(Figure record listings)
_ _ _ _ _

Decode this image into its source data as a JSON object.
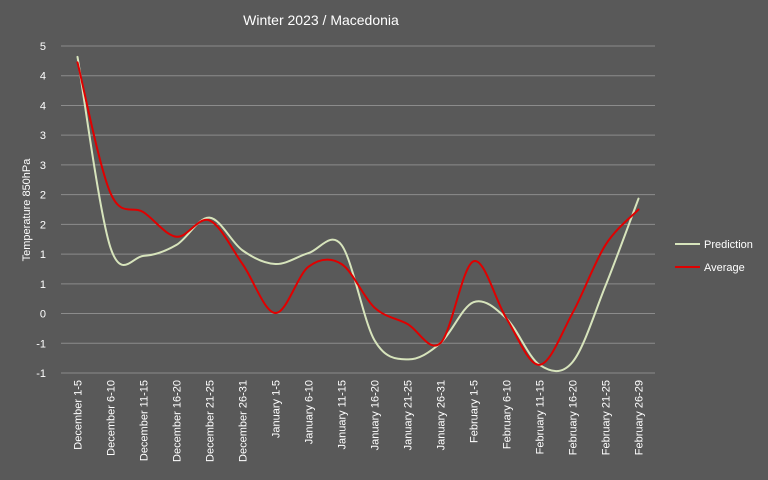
{
  "chart_data": {
    "type": "line",
    "title": "Winter 2023 /  Macedonia",
    "xlabel": "",
    "ylabel": "Temperature  850hPa",
    "categories": [
      "December 1-5",
      "December 6-10",
      "December 11-15",
      "December 16-20",
      "December 21-25",
      "December 26-31",
      "January 1-5",
      "January 6-10",
      "January 11-15",
      "January 16-20",
      "January 21-25",
      "January 26-31",
      "February 1-5",
      "February 6-10",
      "February 11-15",
      "February 16-20",
      "February 21-25",
      "February 26-29"
    ],
    "ylim": [
      -1,
      5
    ],
    "y_tick_labels": [
      "-1",
      "-1",
      "0",
      "1",
      "1",
      "2",
      "2",
      "3",
      "3",
      "4",
      "4",
      "5"
    ],
    "grid": true,
    "legend_position": "right",
    "series": [
      {
        "name": "Prediction",
        "color": "#d7e4bc",
        "values": [
          4.8,
          1.3,
          1.15,
          1.35,
          1.85,
          1.25,
          1.0,
          1.2,
          1.35,
          -0.4,
          -0.75,
          -0.45,
          0.3,
          0.0,
          -0.85,
          -0.8,
          0.6,
          2.2
        ]
      },
      {
        "name": "Average",
        "color": "#e00000",
        "values": [
          4.7,
          2.3,
          1.95,
          1.5,
          1.8,
          1.0,
          0.1,
          0.95,
          1.0,
          0.2,
          -0.1,
          -0.45,
          1.05,
          0.0,
          -0.85,
          0.1,
          1.35,
          2.0
        ]
      }
    ]
  }
}
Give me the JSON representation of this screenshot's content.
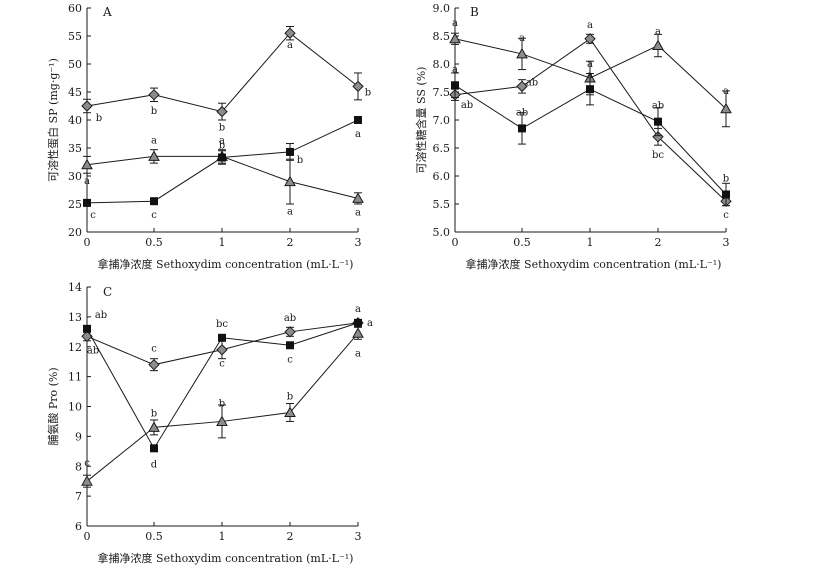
{
  "chart_data": [
    {
      "panel": "A",
      "type": "line",
      "x": [
        0,
        0.5,
        1,
        2,
        3
      ],
      "xlabel": "拿捕净浓度 Sethoxydim concentration (mL·L⁻¹)",
      "ylabel": "可溶性蛋白 SP (mg·g⁻¹)",
      "ylim": [
        20,
        60
      ],
      "yticks": [
        20,
        25,
        30,
        35,
        40,
        45,
        50,
        55,
        60
      ],
      "grid": false,
      "series": [
        {
          "marker": "diamond",
          "color": "#8c8c8c",
          "values": [
            42.5,
            44.5,
            41.5,
            55.5,
            46
          ],
          "errors": [
            1.2,
            1.2,
            1.5,
            1.2,
            2.4
          ],
          "labels": [
            "b",
            "b",
            "b",
            "a",
            "b"
          ]
        },
        {
          "marker": "triangle",
          "color": "#8c8c8c",
          "values": [
            32,
            33.5,
            33.5,
            29,
            26
          ],
          "errors": [
            1.5,
            1.2,
            1.2,
            4,
            1
          ],
          "labels": [
            "a",
            "a",
            "a",
            "a",
            "a"
          ]
        },
        {
          "marker": "square",
          "color": "#111111",
          "values": [
            25.2,
            25.5,
            33.3,
            34.3,
            40
          ],
          "errors": [
            0.5,
            0.5,
            1.2,
            1.5,
            0.5
          ],
          "labels": [
            "c",
            "c",
            "b",
            "b",
            "a"
          ]
        }
      ]
    },
    {
      "panel": "B",
      "type": "line",
      "x": [
        0,
        0.5,
        1,
        2,
        3
      ],
      "xlabel": "拿捕净浓度 Sethoxydim concentration (mL·L⁻¹)",
      "ylabel": "可溶性糖含量 SS (%)",
      "ylim": [
        5.0,
        9.0
      ],
      "yticks": [
        5.0,
        5.5,
        6.0,
        6.5,
        7.0,
        7.5,
        8.0,
        8.5,
        9.0
      ],
      "grid": false,
      "series": [
        {
          "marker": "diamond",
          "color": "#8c8c8c",
          "values": [
            7.45,
            7.6,
            8.45,
            6.7,
            5.55
          ],
          "errors": [
            0.1,
            0.12,
            0.08,
            0.15,
            0.08
          ],
          "labels": [
            "ab",
            "ab",
            "a",
            "bc",
            "c"
          ]
        },
        {
          "marker": "triangle",
          "color": "#8c8c8c",
          "values": [
            8.45,
            8.18,
            7.75,
            8.33,
            7.2
          ],
          "errors": [
            0.1,
            0.28,
            0.3,
            0.2,
            0.32
          ],
          "labels": [
            "a",
            "a",
            "a",
            "a",
            "a"
          ]
        },
        {
          "marker": "square",
          "color": "#111111",
          "values": [
            7.62,
            6.85,
            7.55,
            6.97,
            5.67
          ],
          "errors": [
            0.22,
            0.28,
            0.28,
            0.25,
            0.2
          ],
          "labels": [
            "a",
            "ab",
            "a",
            "ab",
            "b"
          ]
        }
      ]
    },
    {
      "panel": "C",
      "type": "line",
      "x": [
        0,
        0.5,
        1,
        2,
        3
      ],
      "xlabel": "拿捕净浓度 Sethoxydim concentration (mL·L⁻¹)",
      "ylabel": "脯氨酸 Pro (%)",
      "ylim": [
        6,
        14
      ],
      "yticks": [
        6,
        7,
        8,
        9,
        10,
        11,
        12,
        13,
        14
      ],
      "grid": false,
      "series": [
        {
          "marker": "diamond",
          "color": "#8c8c8c",
          "values": [
            12.35,
            11.4,
            11.9,
            12.5,
            12.8
          ],
          "errors": [
            0.15,
            0.2,
            0.3,
            0.15,
            0.1
          ],
          "labels": [
            "ab",
            "c",
            "c",
            "ab",
            "a"
          ]
        },
        {
          "marker": "triangle",
          "color": "#8c8c8c",
          "values": [
            7.5,
            9.3,
            9.5,
            9.8,
            12.45
          ],
          "errors": [
            0.2,
            0.25,
            0.55,
            0.3,
            0.2
          ],
          "labels": [
            "c",
            "b",
            "b",
            "b",
            "a"
          ]
        },
        {
          "marker": "square",
          "color": "#111111",
          "values": [
            12.6,
            8.6,
            12.3,
            12.05,
            12.8
          ],
          "errors": [
            0.1,
            0.1,
            0.1,
            0.1,
            0.1
          ],
          "labels": [
            "ab",
            "d",
            "bc",
            "c",
            "a"
          ]
        }
      ]
    }
  ]
}
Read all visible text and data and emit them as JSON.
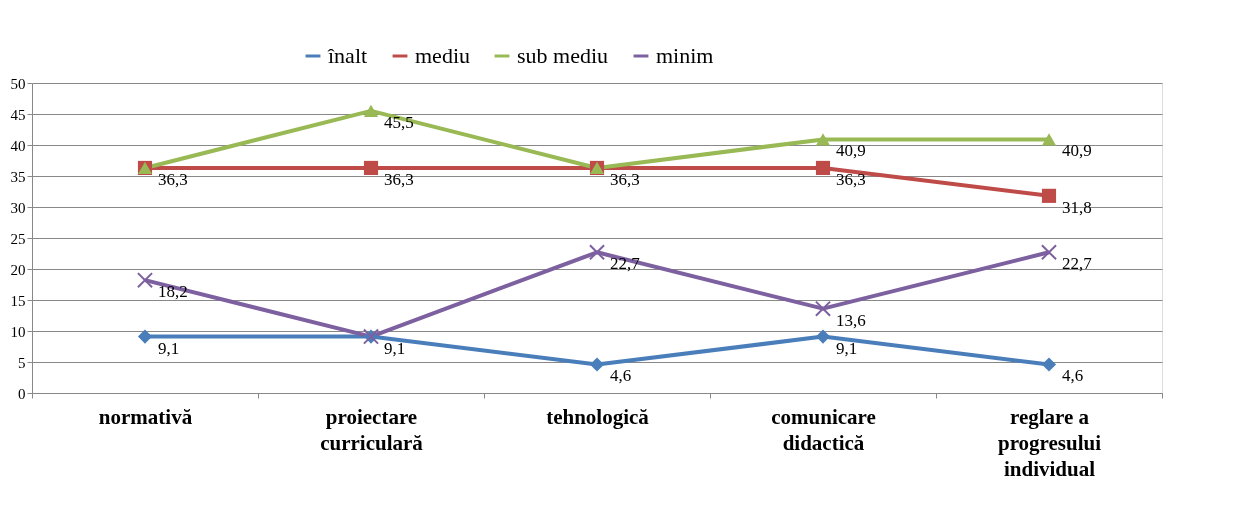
{
  "chart_data": {
    "type": "line",
    "categories": [
      "normativă",
      "proiectare curriculară",
      "tehnologică",
      "comunicare didactică",
      "reglare a progresului individual"
    ],
    "series": [
      {
        "name": "înalt",
        "color": "#4a7ebb",
        "marker": "diamond",
        "values": [
          9.1,
          9.1,
          4.6,
          9.1,
          4.6
        ],
        "value_labels": [
          "9,1",
          "9,1",
          "4,6",
          "9,1",
          "4,6"
        ]
      },
      {
        "name": "mediu",
        "color": "#be4b48",
        "marker": "square",
        "values": [
          36.3,
          36.3,
          36.3,
          36.3,
          31.8
        ],
        "value_labels": [
          "36,3",
          "36,3",
          "36,3",
          "36,3",
          "31,8"
        ]
      },
      {
        "name": "sub mediu",
        "color": "#98b954",
        "marker": "triangle",
        "values": [
          36.3,
          45.5,
          36.3,
          40.9,
          40.9
        ],
        "value_labels": [
          null,
          "45,5",
          null,
          "40,9",
          "40,9"
        ]
      },
      {
        "name": "minim",
        "color": "#7d60a0",
        "marker": "cross",
        "values": [
          18.2,
          9.1,
          22.7,
          13.6,
          22.7
        ],
        "value_labels": [
          "18,2",
          null,
          "22,7",
          "13,6",
          "22,7"
        ]
      }
    ],
    "ylim": [
      0,
      50
    ],
    "yticks": [
      0,
      5,
      10,
      15,
      20,
      25,
      30,
      35,
      40,
      45,
      50
    ],
    "grid": "y",
    "legend": "top",
    "line_style": "solid"
  }
}
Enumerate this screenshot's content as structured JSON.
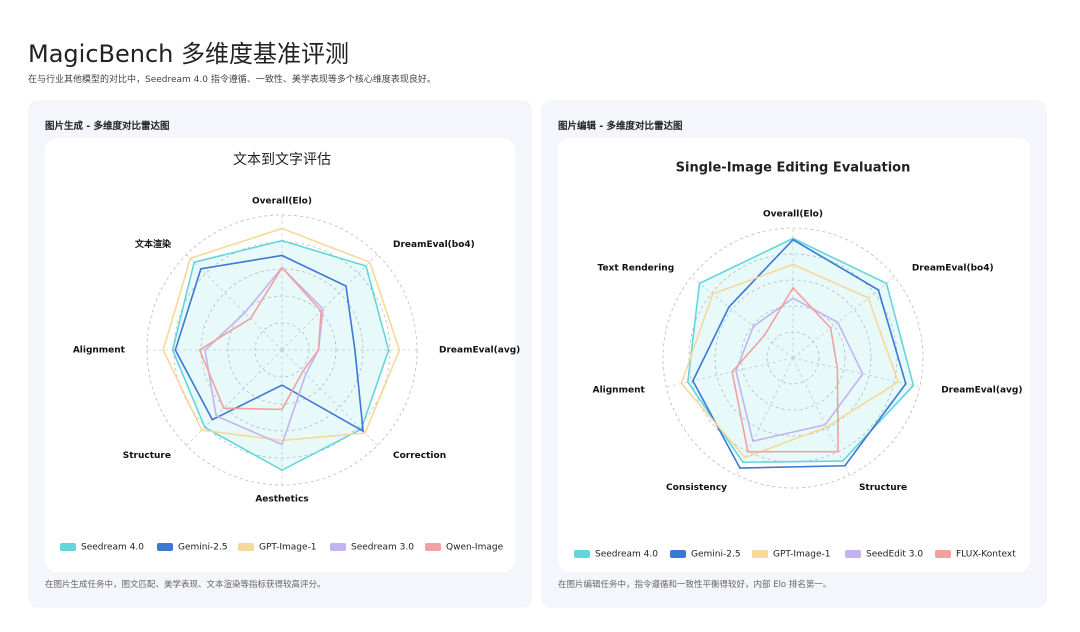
{
  "page": {
    "title": "MagicBench 多维度基准评测",
    "subtitle": "在与行业其他模型的对比中，Seedream 4.0 指令遵循、一致性、美学表现等多个核心维度表现良好。"
  },
  "cards": [
    {
      "title": "图片生成 - 多维度对比雷达图",
      "note": "在图片生成任务中，图文匹配、美学表现、文本渲染等指标获得较高评分。"
    },
    {
      "title": "图片编辑 - 多维度对比雷达图",
      "note": "在图片编辑任务中，指令遵循和一致性平衡得较好，内部 Elo 排名第一。"
    }
  ],
  "chart_data": [
    {
      "type": "radar",
      "title": "文本到文字评估",
      "categories": [
        "Overall(Elo)",
        "DreamEval(bo4)",
        "DreamEval(avg)",
        "Correction",
        "Aesthetics",
        "Structure",
        "Alignment",
        "文本渲染"
      ],
      "rlim": [
        0,
        100
      ],
      "grid_rings": 5,
      "series": [
        {
          "name": "Seedream 4.0",
          "color": "#62d6dc",
          "filled": true,
          "values": [
            81,
            88,
            79,
            83,
            89,
            81,
            81,
            92
          ]
        },
        {
          "name": "Gemini-2.5",
          "color": "#3a78d6",
          "values": [
            70,
            67,
            54,
            85,
            26,
            73,
            79,
            85
          ]
        },
        {
          "name": "GPT-Image-1",
          "color": "#f5d99a",
          "values": [
            90,
            92,
            87,
            87,
            67,
            84,
            88,
            96
          ]
        },
        {
          "name": "Seedream 3.0",
          "color": "#c3b3f0",
          "values": [
            61,
            43,
            27,
            25,
            70,
            69,
            57,
            39
          ]
        },
        {
          "name": "Qwen-Image",
          "color": "#f2a0a0",
          "values": [
            61,
            41,
            27,
            22,
            44,
            61,
            61,
            33
          ]
        }
      ]
    },
    {
      "type": "radar",
      "title": "Single-Image Editing Evaluation",
      "categories": [
        "Overall(Elo)",
        "DreamEval(bo4)",
        "DreamEval(avg)",
        "Structure",
        "Consistency",
        "Alignment",
        "Text Rendering"
      ],
      "rlim": [
        0,
        100
      ],
      "grid_rings": 5,
      "series": [
        {
          "name": "Seedream 4.0",
          "color": "#62d6dc",
          "filled": true,
          "values": [
            92,
            92,
            95,
            88,
            89,
            83,
            92
          ]
        },
        {
          "name": "Gemini-2.5",
          "color": "#3a78d6",
          "values": [
            91,
            84,
            89,
            92,
            94,
            79,
            63
          ]
        },
        {
          "name": "GPT-Image-1",
          "color": "#f5d99a",
          "values": [
            72,
            74,
            83,
            59,
            85,
            88,
            79
          ]
        },
        {
          "name": "SeedEdit 3.0",
          "color": "#c3b3f0",
          "values": [
            46,
            44,
            55,
            57,
            71,
            45,
            39
          ]
        },
        {
          "name": "FLUX-Kontext",
          "color": "#f2a0a0",
          "values": [
            54,
            37,
            35,
            80,
            80,
            48,
            28
          ]
        }
      ]
    }
  ]
}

_ _ _ _ _

▸ **TASK BRIEF**: In the material above, find each line that contains the word "content", and select it.

▸ **RESPONSE BELOW**:
Give me the JSON representation of this screenshot's content.
Enumerate this screenshot's content as structured JSON.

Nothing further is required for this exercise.